(Figure collection entries)
□ □ □
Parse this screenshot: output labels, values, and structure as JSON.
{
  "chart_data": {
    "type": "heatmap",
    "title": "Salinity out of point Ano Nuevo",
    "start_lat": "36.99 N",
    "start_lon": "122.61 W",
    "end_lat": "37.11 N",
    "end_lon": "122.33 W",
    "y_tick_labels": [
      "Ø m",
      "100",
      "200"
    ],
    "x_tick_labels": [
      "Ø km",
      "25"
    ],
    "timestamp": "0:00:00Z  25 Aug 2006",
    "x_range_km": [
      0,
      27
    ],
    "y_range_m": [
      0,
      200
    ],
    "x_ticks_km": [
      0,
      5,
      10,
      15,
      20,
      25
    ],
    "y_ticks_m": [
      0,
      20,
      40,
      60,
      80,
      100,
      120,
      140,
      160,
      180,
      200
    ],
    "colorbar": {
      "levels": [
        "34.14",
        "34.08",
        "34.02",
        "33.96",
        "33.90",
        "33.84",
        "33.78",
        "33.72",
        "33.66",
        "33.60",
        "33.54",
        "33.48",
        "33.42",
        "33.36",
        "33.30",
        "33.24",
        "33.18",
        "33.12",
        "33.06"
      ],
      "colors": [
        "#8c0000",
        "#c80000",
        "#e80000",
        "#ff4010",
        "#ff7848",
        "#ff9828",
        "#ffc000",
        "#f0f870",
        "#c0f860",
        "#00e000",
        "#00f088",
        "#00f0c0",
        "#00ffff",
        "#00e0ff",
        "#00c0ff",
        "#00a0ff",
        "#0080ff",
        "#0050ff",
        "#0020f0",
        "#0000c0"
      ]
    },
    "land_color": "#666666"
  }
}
□ □ □
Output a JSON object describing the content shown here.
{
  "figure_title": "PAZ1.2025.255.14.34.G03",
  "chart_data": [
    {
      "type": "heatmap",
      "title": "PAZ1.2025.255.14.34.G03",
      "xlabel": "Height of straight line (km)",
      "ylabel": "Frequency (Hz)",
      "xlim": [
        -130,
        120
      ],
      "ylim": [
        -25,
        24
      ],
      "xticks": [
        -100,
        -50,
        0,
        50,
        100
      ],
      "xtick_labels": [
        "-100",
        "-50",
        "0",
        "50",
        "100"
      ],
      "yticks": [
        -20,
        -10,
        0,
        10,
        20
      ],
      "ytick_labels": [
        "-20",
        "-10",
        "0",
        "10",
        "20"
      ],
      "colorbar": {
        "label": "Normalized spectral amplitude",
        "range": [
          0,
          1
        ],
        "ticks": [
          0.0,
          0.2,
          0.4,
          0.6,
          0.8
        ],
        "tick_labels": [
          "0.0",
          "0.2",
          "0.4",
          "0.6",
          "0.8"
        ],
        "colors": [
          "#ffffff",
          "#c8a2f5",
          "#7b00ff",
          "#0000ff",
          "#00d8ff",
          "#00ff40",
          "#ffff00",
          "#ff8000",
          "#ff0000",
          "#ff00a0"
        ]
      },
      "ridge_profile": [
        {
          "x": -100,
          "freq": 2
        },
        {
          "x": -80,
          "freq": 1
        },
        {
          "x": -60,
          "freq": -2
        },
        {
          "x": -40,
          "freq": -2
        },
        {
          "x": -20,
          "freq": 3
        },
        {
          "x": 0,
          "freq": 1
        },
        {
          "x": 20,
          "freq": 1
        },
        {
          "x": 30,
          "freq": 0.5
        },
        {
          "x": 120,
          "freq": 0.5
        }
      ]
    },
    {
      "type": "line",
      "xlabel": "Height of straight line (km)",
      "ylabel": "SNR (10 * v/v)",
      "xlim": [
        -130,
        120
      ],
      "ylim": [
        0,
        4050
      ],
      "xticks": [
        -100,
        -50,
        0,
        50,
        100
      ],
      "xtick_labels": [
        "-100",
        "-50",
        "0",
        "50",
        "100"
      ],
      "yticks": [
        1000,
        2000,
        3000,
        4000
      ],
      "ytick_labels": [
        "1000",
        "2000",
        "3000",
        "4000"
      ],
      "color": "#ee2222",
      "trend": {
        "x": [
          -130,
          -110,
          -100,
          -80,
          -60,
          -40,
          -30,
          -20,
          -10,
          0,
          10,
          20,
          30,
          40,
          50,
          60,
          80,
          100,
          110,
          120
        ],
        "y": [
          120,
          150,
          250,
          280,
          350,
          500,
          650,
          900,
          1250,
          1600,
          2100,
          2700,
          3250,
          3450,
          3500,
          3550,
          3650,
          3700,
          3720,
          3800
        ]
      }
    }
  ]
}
□ □ □
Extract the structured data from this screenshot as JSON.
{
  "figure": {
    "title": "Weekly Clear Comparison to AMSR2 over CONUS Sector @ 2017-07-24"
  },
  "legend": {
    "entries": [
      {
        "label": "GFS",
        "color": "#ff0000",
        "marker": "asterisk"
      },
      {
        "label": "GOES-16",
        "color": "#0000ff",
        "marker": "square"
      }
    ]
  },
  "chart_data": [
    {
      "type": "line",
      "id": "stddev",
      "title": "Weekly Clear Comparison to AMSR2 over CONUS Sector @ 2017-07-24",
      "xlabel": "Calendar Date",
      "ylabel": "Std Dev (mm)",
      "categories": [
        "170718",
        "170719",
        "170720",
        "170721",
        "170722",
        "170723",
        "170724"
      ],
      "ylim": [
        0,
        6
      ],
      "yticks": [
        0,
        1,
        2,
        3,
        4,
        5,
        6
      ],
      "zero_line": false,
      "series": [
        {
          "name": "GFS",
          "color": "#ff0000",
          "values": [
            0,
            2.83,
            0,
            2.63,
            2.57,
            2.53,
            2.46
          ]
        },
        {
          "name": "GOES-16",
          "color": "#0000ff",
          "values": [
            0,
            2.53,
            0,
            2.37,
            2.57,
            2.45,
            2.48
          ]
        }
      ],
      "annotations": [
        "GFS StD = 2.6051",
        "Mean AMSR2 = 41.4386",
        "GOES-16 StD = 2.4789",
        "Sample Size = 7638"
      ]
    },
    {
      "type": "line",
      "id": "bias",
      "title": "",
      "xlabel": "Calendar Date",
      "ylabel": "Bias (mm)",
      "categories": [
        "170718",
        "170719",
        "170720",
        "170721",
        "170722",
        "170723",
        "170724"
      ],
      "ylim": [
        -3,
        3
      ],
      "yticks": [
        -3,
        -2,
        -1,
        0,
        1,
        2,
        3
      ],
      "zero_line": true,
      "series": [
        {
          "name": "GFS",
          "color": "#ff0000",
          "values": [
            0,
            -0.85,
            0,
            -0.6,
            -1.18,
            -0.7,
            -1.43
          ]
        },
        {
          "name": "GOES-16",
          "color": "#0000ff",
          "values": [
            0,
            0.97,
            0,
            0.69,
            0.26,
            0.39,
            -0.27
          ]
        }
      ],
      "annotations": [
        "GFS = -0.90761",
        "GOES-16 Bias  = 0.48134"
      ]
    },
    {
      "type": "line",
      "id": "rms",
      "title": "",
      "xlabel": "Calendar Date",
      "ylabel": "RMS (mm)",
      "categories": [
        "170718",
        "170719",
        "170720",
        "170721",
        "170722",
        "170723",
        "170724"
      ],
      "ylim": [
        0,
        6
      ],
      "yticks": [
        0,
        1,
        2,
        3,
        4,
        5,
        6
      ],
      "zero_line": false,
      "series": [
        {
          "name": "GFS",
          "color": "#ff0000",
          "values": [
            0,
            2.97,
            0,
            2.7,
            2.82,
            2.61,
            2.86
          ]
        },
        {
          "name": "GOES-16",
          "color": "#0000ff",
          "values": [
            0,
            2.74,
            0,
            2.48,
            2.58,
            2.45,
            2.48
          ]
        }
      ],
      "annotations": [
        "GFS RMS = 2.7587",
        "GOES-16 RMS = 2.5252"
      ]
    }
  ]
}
□ □ □
Direction »
Copy each line from the records above that includes the string "ylabel".

Output for this exercise »
      "ylabel": "Frequency (Hz)",
      "ylabel": "SNR (10 * v/v)",
      "ylabel": "Std Dev (mm)",
      "ylabel": "Bias (mm)",
      "ylabel": "RMS (mm)",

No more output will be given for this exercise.